● **What to do**:
Which lines below hold the word "arrow"? Copy all of them.

[Extracted data entries]
§ §

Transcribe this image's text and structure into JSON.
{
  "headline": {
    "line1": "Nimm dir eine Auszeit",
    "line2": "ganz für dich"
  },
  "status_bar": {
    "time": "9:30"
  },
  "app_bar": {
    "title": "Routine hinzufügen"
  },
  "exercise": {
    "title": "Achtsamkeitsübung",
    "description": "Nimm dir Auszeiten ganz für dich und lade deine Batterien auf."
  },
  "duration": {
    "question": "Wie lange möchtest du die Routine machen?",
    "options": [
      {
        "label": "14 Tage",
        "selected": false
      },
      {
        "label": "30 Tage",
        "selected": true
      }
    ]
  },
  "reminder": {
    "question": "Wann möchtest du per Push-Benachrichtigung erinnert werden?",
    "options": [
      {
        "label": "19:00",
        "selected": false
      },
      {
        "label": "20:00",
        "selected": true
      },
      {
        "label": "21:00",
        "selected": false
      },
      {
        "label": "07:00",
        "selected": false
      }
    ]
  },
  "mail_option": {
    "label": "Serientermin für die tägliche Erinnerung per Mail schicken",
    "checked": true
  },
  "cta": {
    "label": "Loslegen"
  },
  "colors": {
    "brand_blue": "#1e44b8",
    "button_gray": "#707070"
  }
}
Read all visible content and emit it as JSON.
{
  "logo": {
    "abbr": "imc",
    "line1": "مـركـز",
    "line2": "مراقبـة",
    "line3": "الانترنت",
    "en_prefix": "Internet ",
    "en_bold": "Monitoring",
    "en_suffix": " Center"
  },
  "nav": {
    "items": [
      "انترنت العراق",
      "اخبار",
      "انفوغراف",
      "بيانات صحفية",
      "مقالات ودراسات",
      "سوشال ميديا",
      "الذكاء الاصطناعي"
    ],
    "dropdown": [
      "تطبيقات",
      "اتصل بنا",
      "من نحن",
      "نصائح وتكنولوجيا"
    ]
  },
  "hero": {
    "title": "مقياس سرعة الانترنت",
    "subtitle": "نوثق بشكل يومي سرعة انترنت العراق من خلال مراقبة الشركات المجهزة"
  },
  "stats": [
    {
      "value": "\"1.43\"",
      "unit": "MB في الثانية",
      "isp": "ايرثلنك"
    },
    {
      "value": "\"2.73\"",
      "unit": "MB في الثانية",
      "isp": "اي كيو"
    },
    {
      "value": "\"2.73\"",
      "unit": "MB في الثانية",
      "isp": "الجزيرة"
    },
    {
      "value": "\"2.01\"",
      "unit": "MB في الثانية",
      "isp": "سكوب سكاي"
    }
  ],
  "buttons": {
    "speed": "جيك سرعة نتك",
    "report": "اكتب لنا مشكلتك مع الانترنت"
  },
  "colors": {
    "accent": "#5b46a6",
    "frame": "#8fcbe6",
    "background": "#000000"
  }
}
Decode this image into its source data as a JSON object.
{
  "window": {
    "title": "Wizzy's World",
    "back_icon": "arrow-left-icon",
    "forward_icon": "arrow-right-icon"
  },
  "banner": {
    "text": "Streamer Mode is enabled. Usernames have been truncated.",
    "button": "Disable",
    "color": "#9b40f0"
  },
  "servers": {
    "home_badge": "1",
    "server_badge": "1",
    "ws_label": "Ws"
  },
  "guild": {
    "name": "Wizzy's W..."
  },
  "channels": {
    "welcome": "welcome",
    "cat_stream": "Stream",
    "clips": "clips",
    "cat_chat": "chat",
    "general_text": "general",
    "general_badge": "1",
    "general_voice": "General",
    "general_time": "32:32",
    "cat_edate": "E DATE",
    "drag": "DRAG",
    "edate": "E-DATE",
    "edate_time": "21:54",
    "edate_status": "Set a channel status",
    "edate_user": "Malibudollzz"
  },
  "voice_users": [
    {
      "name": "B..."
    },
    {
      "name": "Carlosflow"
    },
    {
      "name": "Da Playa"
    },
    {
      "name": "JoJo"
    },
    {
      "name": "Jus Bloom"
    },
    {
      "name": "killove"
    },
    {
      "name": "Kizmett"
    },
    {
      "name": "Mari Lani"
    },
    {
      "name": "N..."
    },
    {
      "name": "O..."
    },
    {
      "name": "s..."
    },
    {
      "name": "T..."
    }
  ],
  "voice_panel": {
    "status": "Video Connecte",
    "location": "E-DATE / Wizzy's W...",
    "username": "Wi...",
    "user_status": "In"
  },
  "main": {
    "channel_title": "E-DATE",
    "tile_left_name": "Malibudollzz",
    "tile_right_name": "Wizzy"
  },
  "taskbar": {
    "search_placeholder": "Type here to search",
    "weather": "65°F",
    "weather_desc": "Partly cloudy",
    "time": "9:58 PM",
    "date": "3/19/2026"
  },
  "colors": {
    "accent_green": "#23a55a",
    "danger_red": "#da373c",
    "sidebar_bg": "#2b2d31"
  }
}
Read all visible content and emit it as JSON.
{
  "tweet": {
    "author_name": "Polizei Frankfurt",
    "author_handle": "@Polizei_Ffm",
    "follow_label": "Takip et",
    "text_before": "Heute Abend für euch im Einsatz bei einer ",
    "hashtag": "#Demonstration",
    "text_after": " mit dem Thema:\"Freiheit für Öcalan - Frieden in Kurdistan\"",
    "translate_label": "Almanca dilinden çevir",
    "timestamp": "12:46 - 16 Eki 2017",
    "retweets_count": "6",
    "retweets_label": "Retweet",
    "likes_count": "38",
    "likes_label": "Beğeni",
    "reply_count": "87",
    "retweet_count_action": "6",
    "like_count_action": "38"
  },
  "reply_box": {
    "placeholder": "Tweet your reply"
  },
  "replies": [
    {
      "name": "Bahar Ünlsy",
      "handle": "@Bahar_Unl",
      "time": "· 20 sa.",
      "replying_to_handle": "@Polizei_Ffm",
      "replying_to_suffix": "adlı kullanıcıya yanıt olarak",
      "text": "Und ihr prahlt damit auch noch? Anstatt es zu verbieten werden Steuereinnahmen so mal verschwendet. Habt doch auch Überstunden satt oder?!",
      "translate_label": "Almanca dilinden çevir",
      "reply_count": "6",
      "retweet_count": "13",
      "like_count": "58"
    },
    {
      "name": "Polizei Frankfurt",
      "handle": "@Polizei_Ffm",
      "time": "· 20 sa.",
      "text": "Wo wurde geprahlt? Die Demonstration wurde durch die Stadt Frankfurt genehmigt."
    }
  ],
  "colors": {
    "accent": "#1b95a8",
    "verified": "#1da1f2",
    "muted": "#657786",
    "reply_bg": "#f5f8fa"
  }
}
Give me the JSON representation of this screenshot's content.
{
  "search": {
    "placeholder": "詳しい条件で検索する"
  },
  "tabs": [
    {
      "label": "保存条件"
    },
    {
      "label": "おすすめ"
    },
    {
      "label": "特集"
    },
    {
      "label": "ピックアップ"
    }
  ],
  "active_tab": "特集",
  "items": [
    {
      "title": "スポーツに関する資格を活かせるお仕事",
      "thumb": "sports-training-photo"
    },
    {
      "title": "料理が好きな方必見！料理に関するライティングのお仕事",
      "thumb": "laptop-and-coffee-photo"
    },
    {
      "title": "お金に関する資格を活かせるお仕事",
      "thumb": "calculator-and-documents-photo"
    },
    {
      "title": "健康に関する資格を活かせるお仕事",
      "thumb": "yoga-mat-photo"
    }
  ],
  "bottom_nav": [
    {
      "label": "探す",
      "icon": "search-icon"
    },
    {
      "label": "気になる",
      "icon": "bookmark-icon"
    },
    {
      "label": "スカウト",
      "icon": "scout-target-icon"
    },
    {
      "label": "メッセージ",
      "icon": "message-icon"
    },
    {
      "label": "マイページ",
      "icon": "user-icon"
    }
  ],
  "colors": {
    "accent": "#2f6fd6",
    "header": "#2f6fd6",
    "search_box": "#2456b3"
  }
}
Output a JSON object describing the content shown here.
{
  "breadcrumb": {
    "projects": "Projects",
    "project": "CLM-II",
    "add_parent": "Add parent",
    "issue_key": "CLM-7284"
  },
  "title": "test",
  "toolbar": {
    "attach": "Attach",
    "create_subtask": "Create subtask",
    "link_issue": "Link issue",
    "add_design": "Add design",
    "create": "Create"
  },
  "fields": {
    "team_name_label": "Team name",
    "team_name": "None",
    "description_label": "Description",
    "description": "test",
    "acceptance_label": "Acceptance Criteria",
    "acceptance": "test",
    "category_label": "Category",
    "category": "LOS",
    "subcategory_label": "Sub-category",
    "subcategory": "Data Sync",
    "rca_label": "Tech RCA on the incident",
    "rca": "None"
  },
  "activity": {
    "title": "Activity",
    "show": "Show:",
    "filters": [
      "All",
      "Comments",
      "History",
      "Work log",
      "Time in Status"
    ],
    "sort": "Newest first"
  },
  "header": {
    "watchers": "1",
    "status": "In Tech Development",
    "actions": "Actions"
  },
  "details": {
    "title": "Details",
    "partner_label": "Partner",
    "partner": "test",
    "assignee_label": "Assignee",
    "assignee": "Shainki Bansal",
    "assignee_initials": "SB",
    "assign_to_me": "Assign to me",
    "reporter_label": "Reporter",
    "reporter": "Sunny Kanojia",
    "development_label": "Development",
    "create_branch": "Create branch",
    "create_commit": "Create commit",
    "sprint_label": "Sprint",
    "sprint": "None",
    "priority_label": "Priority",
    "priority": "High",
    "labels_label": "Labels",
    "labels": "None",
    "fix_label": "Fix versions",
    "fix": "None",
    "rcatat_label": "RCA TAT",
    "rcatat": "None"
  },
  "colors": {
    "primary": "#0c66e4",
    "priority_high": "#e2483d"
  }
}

§ §

● **Response to the task**:
    "back_icon": "arrow-left-icon",
    "forward_icon": "arrow-right-icon"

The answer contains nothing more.